▸ What the exercise asks: Every entry must be duplicated precisely as written.

▸ Material for this task:
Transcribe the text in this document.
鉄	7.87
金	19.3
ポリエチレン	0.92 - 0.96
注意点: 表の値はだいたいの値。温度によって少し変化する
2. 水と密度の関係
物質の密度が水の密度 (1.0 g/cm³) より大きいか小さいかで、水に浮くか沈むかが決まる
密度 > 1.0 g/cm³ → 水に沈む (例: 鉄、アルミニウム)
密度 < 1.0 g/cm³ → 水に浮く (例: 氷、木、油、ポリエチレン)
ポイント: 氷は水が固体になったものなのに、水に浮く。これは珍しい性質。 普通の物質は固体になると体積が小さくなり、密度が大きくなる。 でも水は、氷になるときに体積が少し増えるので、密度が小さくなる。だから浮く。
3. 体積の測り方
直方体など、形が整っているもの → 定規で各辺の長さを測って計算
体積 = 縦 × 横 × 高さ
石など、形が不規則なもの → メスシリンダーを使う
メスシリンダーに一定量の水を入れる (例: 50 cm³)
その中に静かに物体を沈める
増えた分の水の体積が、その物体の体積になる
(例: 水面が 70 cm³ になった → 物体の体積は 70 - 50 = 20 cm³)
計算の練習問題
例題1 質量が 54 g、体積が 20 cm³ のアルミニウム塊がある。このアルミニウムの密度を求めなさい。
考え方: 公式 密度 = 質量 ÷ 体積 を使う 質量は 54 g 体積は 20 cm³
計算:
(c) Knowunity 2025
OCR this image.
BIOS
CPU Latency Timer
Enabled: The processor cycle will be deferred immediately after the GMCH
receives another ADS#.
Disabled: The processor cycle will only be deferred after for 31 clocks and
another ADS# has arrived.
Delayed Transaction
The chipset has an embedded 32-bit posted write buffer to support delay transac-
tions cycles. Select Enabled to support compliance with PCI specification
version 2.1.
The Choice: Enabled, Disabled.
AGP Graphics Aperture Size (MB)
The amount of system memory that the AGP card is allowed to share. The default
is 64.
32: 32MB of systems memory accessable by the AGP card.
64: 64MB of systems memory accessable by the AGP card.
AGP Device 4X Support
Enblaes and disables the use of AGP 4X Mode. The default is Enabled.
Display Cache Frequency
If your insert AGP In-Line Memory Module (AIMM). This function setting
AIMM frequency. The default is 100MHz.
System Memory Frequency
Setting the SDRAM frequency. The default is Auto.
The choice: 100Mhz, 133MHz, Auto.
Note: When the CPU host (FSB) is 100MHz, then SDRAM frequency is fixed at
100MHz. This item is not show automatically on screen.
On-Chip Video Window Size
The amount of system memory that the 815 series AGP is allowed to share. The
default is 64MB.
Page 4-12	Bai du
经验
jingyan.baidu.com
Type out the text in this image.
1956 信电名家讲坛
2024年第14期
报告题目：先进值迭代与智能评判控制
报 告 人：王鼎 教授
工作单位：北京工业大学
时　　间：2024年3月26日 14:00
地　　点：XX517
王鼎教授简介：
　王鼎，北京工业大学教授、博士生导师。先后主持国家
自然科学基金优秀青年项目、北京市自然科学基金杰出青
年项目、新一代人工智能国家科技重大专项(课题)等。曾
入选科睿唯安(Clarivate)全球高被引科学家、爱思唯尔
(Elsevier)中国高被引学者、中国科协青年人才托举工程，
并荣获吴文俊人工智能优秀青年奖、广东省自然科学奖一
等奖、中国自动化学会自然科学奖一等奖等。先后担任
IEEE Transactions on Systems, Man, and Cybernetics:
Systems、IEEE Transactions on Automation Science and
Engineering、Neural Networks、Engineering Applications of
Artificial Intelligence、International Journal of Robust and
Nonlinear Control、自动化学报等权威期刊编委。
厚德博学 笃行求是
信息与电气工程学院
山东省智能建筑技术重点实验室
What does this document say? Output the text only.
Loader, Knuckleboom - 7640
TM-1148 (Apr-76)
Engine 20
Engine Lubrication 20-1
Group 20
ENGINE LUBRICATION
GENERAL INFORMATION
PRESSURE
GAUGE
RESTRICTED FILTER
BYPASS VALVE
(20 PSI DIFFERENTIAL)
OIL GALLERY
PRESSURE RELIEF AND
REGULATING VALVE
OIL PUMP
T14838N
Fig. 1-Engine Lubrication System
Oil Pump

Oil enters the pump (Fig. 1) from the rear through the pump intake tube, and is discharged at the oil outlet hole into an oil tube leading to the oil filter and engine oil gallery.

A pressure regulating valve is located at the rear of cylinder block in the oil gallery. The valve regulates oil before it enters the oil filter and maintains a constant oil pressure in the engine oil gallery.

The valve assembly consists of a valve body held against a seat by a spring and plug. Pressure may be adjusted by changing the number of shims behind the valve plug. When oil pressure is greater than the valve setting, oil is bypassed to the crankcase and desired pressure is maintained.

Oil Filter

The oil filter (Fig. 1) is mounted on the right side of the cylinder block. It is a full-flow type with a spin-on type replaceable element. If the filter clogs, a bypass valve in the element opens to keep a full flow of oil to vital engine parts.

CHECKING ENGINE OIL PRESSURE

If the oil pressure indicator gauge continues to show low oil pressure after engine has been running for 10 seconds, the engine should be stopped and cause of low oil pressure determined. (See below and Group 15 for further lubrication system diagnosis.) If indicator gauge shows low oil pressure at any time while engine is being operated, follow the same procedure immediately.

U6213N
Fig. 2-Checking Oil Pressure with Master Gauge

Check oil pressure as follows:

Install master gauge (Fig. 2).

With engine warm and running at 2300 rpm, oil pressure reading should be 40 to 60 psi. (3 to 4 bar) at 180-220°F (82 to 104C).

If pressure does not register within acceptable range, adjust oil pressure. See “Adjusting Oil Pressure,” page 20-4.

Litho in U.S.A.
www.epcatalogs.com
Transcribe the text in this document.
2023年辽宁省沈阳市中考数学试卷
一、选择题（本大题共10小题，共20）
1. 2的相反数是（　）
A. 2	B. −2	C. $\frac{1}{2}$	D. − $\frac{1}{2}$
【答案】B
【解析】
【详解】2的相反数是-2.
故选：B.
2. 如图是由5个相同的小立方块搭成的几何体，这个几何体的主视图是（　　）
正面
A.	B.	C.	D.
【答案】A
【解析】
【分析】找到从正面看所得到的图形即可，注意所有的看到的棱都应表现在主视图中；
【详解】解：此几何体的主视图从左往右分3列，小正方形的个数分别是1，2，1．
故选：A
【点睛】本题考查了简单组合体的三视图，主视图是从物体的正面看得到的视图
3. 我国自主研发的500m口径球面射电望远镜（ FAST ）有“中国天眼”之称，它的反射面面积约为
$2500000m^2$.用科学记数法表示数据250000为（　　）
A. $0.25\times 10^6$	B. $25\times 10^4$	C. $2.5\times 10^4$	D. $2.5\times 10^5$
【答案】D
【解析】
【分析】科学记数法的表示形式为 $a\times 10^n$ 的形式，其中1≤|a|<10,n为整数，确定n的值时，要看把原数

▸ Worked answer:
Transcribe the text in this document.
鉄	7.87
金	19.3
ポリエチレン	0.92 - 0.96
注意点: 表の値はだいたいの値。温度によって少し変化する
2. 水と密度の関係
物質の密度が水の密度 (1.0 g/cm³) より大きいか小さいかで、水に浮くか沈むかが決まる
密度 > 1.0 g/cm³ → 水に沈む (例: 鉄、アルミニウム)
密度 < 1.0 g/cm³ → 水に浮く (例: 氷、木、油、ポリエチレン)
ポイント: 氷は水が固体になったものなのに、水に浮く。これは珍しい性質。 普通の物質は固体になると体積が小さくなり、密度が大きくなる。 でも水は、氷になるときに体積が少し増えるので、密度が小さくなる。だから浮く。
3. 体積の測り方
直方体など、形が整っているもの → 定規で各辺の長さを測って計算
体積 = 縦 × 横 × 高さ
石など、形が不規則なもの → メスシリンダーを使う
メスシリンダーに一定量の水を入れる (例: 50 cm³)
その中に静かに物体を沈める
増えた分の水の体積が、その物体の体積になる
(例: 水面が 70 cm³ になった → 物体の体積は 70 - 50 = 20 cm³)
計算の練習問題
例題1 質量が 54 g、体積が 20 cm³ のアルミニウム塊がある。このアルミニウムの密度を求めなさい。
考え方: 公式 密度 = 質量 ÷ 体積 を使う 質量は 54 g 体積は 20 cm³
計算:
(c) Knowunity 2025
OCR this image.
BIOS
CPU Latency Timer
Enabled: The processor cycle will be deferred immediately after the GMCH
receives another ADS#.
Disabled: The processor cycle will only be deferred after for 31 clocks and
another ADS# has arrived.
Delayed Transaction
The chipset has an embedded 32-bit posted write buffer to support delay transac-
tions cycles. Select Enabled to support compliance with PCI specification
version 2.1.
The Choice: Enabled, Disabled.
AGP Graphics Aperture Size (MB)
The amount of system memory that the AGP card is allowed to share. The default
is 64.
32: 32MB of systems memory accessable by the AGP card.
64: 64MB of systems memory accessable by the AGP card.
AGP Device 4X Support
Enblaes and disables the use of AGP 4X Mode. The default is Enabled.
Display Cache Frequency
If your insert AGP In-Line Memory Module (AIMM). This function setting
AIMM frequency. The default is 100MHz.
System Memory Frequency
Setting the SDRAM frequency. The default is Auto.
The choice: 100Mhz, 133MHz, Auto.
Note: When the CPU host (FSB) is 100MHz, then SDRAM frequency is fixed at
100MHz. This item is not show automatically on screen.
On-Chip Video Window Size
The amount of system memory that the 815 series AGP is allowed to share. The
default is 64MB.
Page 4-12	Bai du
经验
jingyan.baidu.com
Type out the text in this image.
1956 信电名家讲坛
2024年第14期
报告题目：先进值迭代与智能评判控制
报 告 人：王鼎 教授
工作单位：北京工业大学
时　　间：2024年3月26日 14:00
地　　点：XX517
王鼎教授简介：
　王鼎，北京工业大学教授、博士生导师。先后主持国家
自然科学基金优秀青年项目、北京市自然科学基金杰出青
年项目、新一代人工智能国家科技重大专项(课题)等。曾
入选科睿唯安(Clarivate)全球高被引科学家、爱思唯尔
(Elsevier)中国高被引学者、中国科协青年人才托举工程，
并荣获吴文俊人工智能优秀青年奖、广东省自然科学奖一
等奖、中国自动化学会自然科学奖一等奖等。先后担任
IEEE Transactions on Systems, Man, and Cybernetics:
Systems、IEEE Transactions on Automation Science and
Engineering、Neural Networks、Engineering Applications of
Artificial Intelligence、International Journal of Robust and
Nonlinear Control、自动化学报等权威期刊编委。
厚德博学 笃行求是
信息与电气工程学院
山东省智能建筑技术重点实验室
What does this document say? Output the text only.
Loader, Knuckleboom - 7640
TM-1148 (Apr-76)
Engine 20
Engine Lubrication 20-1
Group 20
ENGINE LUBRICATION
GENERAL INFORMATION
PRESSURE
GAUGE
RESTRICTED FILTER
BYPASS VALVE
(20 PSI DIFFERENTIAL)
OIL GALLERY
PRESSURE RELIEF AND
REGULATING VALVE
OIL PUMP
T14838N
Fig. 1-Engine Lubrication System
Oil Pump

Oil enters the pump (Fig. 1) from the rear through the pump intake tube, and is discharged at the oil outlet hole into an oil tube leading to the oil filter and engine oil gallery.

A pressure regulating valve is located at the rear of cylinder block in the oil gallery. The valve regulates oil before it enters the oil filter and maintains a constant oil pressure in the engine oil gallery.

The valve assembly consists of a valve body held against a seat by a spring and plug. Pressure may be adjusted by changing the number of shims behind the valve plug. When oil pressure is greater than the valve setting, oil is bypassed to the crankcase and desired pressure is maintained.

Oil Filter

The oil filter (Fig. 1) is mounted on the right side of the cylinder block. It is a full-flow type with a spin-on type replaceable element. If the filter clogs, a bypass valve in the element opens to keep a full flow of oil to vital engine parts.

CHECKING ENGINE OIL PRESSURE

If the oil pressure indicator gauge continues to show low oil pressure after engine has been running for 10 seconds, the engine should be stopped and cause of low oil pressure determined. (See below and Group 15 for further lubrication system diagnosis.) If indicator gauge shows low oil pressure at any time while engine is being operated, follow the same procedure immediately.

U6213N
Fig. 2-Checking Oil Pressure with Master Gauge

Check oil pressure as follows:

Install master gauge (Fig. 2).

With engine warm and running at 2300 rpm, oil pressure reading should be 40 to 60 psi. (3 to 4 bar) at 180-220°F (82 to 104C).

If pressure does not register within acceptable range, adjust oil pressure. See “Adjusting Oil Pressure,” page 20-4.

Litho in U.S.A.
www.epcatalogs.com
Transcribe the text in this document.
2023年辽宁省沈阳市中考数学试卷
一、选择题（本大题共10小题，共20）
1. 2的相反数是（　）
A. 2	B. −2	C. $\frac{1}{2}$	D. − $\frac{1}{2}$
【答案】B
【解析】
【详解】2的相反数是-2.
故选：B.
2. 如图是由5个相同的小立方块搭成的几何体，这个几何体的主视图是（　　）
正面
A.	B.	C.	D.
【答案】A
【解析】
【分析】找到从正面看所得到的图形即可，注意所有的看到的棱都应表现在主视图中；
【详解】解：此几何体的主视图从左往右分3列，小正方形的个数分别是1，2，1．
故选：A
【点睛】本题考查了简单组合体的三视图，主视图是从物体的正面看得到的视图
3. 我国自主研发的500m口径球面射电望远镜（ FAST ）有“中国天眼”之称，它的反射面面积约为
$2500000m^2$.用科学记数法表示数据250000为（　　）
A. $0.25\times 10^6$	B. $25\times 10^4$	C. $2.5\times 10^4$	D. $2.5\times 10^5$
【答案】D
【解析】
【分析】科学记数法的表示形式为 $a\times 10^n$ 的形式，其中1≤|a|<10,n为整数，确定n的值时，要看把原数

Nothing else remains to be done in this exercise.